**EXERCISE AIM**
Locate every line in the records below that holds the word "this" and return each one.
#### SUPPLIED DATA ####
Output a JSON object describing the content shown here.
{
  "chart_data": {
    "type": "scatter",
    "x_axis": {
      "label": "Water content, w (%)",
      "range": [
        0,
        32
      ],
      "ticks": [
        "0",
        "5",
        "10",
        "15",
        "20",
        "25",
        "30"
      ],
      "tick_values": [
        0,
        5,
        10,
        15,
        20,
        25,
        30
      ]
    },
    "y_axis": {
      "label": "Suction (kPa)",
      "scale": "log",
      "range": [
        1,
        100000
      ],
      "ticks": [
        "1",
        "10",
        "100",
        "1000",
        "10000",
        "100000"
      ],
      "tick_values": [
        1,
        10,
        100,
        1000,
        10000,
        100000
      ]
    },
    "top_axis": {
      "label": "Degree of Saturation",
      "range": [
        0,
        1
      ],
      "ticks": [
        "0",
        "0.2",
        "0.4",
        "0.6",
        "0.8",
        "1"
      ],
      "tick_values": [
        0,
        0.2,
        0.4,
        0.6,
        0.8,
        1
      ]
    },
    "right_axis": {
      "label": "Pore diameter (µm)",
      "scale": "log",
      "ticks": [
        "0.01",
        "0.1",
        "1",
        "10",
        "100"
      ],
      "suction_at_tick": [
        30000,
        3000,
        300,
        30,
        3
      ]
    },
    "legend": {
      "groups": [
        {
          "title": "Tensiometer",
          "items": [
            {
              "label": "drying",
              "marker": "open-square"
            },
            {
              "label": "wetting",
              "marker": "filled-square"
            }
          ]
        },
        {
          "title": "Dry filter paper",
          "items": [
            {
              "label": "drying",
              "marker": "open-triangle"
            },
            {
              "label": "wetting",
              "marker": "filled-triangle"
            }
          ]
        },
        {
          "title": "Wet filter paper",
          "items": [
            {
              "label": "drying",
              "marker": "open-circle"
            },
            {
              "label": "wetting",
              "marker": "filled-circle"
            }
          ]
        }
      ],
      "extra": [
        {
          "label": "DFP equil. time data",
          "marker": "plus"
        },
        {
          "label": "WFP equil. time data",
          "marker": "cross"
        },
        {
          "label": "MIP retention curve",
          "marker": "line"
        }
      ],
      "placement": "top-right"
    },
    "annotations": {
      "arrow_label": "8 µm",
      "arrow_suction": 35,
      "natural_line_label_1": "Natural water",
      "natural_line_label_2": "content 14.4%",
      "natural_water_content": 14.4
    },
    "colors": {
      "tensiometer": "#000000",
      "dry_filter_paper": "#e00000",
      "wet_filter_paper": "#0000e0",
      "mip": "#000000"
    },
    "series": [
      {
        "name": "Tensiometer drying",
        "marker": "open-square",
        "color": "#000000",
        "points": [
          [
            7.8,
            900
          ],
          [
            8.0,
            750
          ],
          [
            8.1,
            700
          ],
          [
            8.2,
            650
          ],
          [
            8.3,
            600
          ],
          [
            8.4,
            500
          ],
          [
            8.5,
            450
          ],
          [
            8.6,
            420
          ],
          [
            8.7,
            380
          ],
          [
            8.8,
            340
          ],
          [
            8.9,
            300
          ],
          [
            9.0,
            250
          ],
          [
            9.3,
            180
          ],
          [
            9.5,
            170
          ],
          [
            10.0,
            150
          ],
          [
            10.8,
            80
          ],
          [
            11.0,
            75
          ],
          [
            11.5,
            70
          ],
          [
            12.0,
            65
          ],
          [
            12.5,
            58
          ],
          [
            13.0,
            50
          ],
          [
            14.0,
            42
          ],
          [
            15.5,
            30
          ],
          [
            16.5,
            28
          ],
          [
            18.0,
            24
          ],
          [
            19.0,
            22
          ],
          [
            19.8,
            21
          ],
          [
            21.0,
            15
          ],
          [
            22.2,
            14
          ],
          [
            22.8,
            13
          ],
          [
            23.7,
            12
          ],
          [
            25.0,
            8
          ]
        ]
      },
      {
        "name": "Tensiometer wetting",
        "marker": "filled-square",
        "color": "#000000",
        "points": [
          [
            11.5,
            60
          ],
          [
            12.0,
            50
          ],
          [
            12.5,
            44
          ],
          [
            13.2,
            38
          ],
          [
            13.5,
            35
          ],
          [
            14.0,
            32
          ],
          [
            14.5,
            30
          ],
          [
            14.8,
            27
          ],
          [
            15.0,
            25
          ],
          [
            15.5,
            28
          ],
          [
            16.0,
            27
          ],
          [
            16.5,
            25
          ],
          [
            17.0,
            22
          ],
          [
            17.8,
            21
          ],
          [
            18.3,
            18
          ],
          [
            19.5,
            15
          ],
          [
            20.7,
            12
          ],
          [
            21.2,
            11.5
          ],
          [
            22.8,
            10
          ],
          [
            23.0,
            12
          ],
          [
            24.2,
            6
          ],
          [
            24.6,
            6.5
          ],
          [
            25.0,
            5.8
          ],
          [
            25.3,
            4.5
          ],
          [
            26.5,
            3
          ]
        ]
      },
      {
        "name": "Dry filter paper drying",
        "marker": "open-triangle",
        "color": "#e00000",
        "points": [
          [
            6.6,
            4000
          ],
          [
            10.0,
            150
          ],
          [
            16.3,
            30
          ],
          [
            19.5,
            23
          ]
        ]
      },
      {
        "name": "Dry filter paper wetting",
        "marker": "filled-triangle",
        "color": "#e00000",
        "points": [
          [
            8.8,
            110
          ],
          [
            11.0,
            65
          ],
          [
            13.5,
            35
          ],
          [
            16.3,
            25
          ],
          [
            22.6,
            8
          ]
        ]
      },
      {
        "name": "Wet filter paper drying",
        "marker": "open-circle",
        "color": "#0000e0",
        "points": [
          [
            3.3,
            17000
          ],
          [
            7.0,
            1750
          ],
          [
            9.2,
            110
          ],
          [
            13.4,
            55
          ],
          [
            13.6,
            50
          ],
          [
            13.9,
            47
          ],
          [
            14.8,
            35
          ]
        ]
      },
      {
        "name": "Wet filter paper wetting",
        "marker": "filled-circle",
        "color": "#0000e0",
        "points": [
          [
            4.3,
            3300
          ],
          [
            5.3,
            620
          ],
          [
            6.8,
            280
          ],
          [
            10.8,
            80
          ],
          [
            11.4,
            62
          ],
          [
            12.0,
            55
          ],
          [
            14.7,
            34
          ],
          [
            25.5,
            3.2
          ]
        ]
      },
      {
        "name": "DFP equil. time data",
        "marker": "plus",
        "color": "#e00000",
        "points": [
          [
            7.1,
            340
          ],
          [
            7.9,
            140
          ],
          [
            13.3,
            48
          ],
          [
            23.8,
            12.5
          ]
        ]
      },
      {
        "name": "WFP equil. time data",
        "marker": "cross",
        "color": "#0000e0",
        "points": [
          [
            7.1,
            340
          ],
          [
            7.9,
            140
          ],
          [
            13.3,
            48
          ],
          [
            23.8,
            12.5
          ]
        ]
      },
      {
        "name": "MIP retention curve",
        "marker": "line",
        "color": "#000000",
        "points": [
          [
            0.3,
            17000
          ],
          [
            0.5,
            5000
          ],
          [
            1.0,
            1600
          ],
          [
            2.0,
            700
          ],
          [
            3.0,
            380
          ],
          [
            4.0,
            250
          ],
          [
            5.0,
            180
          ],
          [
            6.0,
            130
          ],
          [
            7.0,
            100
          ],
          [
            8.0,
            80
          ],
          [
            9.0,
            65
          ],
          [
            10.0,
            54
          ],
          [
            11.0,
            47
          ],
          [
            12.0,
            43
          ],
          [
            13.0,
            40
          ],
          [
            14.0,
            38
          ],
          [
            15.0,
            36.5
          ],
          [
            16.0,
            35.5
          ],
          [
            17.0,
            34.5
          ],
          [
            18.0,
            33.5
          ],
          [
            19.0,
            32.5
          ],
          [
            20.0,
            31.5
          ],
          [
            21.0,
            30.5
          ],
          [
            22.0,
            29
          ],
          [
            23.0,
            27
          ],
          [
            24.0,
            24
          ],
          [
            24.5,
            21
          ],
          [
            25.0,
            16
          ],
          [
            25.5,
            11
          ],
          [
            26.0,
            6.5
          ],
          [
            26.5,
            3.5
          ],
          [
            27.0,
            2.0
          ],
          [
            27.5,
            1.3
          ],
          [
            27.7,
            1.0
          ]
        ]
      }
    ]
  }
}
####
#### SUPPLIED DATA ####
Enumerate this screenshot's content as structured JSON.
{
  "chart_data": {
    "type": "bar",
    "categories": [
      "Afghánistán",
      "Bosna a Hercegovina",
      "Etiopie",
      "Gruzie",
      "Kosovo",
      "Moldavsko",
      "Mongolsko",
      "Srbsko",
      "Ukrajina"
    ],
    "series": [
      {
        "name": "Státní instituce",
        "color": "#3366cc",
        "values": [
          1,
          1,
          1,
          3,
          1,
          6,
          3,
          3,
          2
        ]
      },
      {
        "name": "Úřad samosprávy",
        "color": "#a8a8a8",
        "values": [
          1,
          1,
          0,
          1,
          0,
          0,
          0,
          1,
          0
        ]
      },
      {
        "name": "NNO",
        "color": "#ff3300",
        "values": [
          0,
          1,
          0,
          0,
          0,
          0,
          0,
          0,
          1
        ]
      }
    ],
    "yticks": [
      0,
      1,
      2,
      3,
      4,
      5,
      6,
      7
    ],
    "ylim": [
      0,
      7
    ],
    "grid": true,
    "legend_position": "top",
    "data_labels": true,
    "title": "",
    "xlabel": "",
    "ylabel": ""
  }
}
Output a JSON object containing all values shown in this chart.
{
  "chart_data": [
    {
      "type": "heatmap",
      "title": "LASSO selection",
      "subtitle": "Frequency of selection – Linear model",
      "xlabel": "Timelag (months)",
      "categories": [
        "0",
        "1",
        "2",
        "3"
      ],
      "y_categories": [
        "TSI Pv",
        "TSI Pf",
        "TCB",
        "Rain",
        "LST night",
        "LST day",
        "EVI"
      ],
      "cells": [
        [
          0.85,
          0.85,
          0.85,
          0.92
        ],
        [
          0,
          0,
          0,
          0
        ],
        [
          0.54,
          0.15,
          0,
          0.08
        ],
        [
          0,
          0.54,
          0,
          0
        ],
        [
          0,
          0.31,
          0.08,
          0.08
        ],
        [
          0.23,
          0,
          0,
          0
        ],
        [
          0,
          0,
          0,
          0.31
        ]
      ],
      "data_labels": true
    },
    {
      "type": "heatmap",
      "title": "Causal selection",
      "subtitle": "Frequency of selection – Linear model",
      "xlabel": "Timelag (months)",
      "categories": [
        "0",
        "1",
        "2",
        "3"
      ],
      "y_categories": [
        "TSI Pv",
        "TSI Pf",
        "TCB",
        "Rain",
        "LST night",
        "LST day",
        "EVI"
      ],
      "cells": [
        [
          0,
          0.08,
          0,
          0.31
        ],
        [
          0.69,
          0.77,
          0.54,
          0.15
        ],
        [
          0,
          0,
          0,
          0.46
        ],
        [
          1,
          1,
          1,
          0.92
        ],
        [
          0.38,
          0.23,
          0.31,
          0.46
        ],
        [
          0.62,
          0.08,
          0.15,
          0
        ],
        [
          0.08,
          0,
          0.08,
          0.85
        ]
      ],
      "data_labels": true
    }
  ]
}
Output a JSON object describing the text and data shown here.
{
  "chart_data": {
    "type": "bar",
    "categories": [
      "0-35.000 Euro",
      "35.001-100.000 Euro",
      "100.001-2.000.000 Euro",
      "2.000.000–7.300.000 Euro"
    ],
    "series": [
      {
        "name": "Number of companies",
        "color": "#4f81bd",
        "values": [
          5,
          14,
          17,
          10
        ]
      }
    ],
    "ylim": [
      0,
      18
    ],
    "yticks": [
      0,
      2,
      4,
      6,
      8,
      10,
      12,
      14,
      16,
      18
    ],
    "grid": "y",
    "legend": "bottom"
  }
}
####
**RESPONSE BELOW**
Enumerate this screenshot's content as structured JSON.
Output a JSON object containing all values shown in this chart.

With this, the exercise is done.